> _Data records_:
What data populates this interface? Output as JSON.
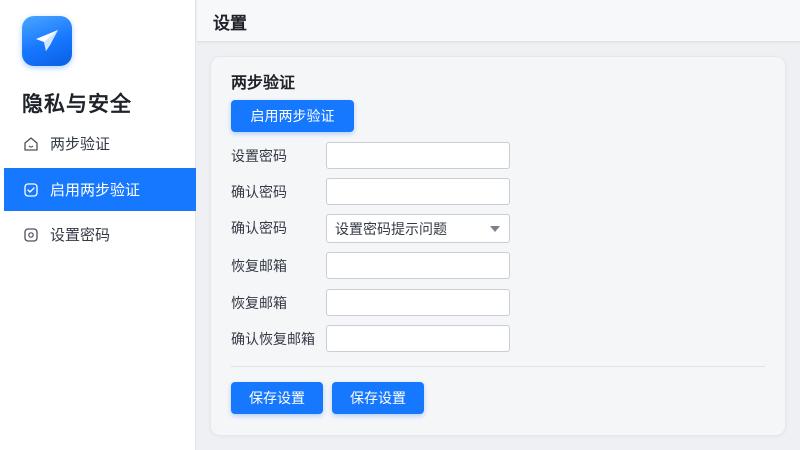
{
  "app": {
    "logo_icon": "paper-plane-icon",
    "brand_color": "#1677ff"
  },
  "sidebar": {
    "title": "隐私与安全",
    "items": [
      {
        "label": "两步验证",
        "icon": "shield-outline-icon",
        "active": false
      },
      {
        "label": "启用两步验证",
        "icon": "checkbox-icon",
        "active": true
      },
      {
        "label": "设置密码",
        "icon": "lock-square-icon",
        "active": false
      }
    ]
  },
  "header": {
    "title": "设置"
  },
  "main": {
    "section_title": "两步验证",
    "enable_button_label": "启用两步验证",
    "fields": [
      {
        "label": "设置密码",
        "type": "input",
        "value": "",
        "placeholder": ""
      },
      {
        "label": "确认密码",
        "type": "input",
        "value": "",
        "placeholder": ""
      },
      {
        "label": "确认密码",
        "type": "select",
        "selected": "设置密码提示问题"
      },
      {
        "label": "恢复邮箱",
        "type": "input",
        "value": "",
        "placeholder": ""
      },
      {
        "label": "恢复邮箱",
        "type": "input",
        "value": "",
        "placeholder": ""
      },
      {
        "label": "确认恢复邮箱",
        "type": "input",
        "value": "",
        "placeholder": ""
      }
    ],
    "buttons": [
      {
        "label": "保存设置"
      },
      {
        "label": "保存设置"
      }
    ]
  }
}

> _REQUIREMENT_: Copy all of the entries verbatim, leaving out any pictures they contain.

> _SOLUTION FOR THIS EXERCISE_:
What data populates this interface? Output as JSON.
{
  "app": {
    "logo_icon": "paper-plane-icon",
    "brand_color": "#1677ff"
  },
  "sidebar": {
    "title": "隐私与安全",
    "items": [
      {
        "label": "两步验证",
        "icon": "shield-outline-icon",
        "active": false
      },
      {
        "label": "启用两步验证",
        "icon": "checkbox-icon",
        "active": true
      },
      {
        "label": "设置密码",
        "icon": "lock-square-icon",
        "active": false
      }
    ]
  },
  "header": {
    "title": "设置"
  },
  "main": {
    "section_title": "两步验证",
    "enable_button_label": "启用两步验证",
    "fields": [
      {
        "label": "设置密码",
        "type": "input",
        "value": "",
        "placeholder": ""
      },
      {
        "label": "确认密码",
        "type": "input",
        "value": "",
        "placeholder": ""
      },
      {
        "label": "确认密码",
        "type": "select",
        "selected": "设置密码提示问题"
      },
      {
        "label": "恢复邮箱",
        "type": "input",
        "value": "",
        "placeholder": ""
      },
      {
        "label": "恢复邮箱",
        "type": "input",
        "value": "",
        "placeholder": ""
      },
      {
        "label": "确认恢复邮箱",
        "type": "input",
        "value": "",
        "placeholder": ""
      }
    ],
    "buttons": [
      {
        "label": "保存设置"
      },
      {
        "label": "保存设置"
      }
    ]
  }
}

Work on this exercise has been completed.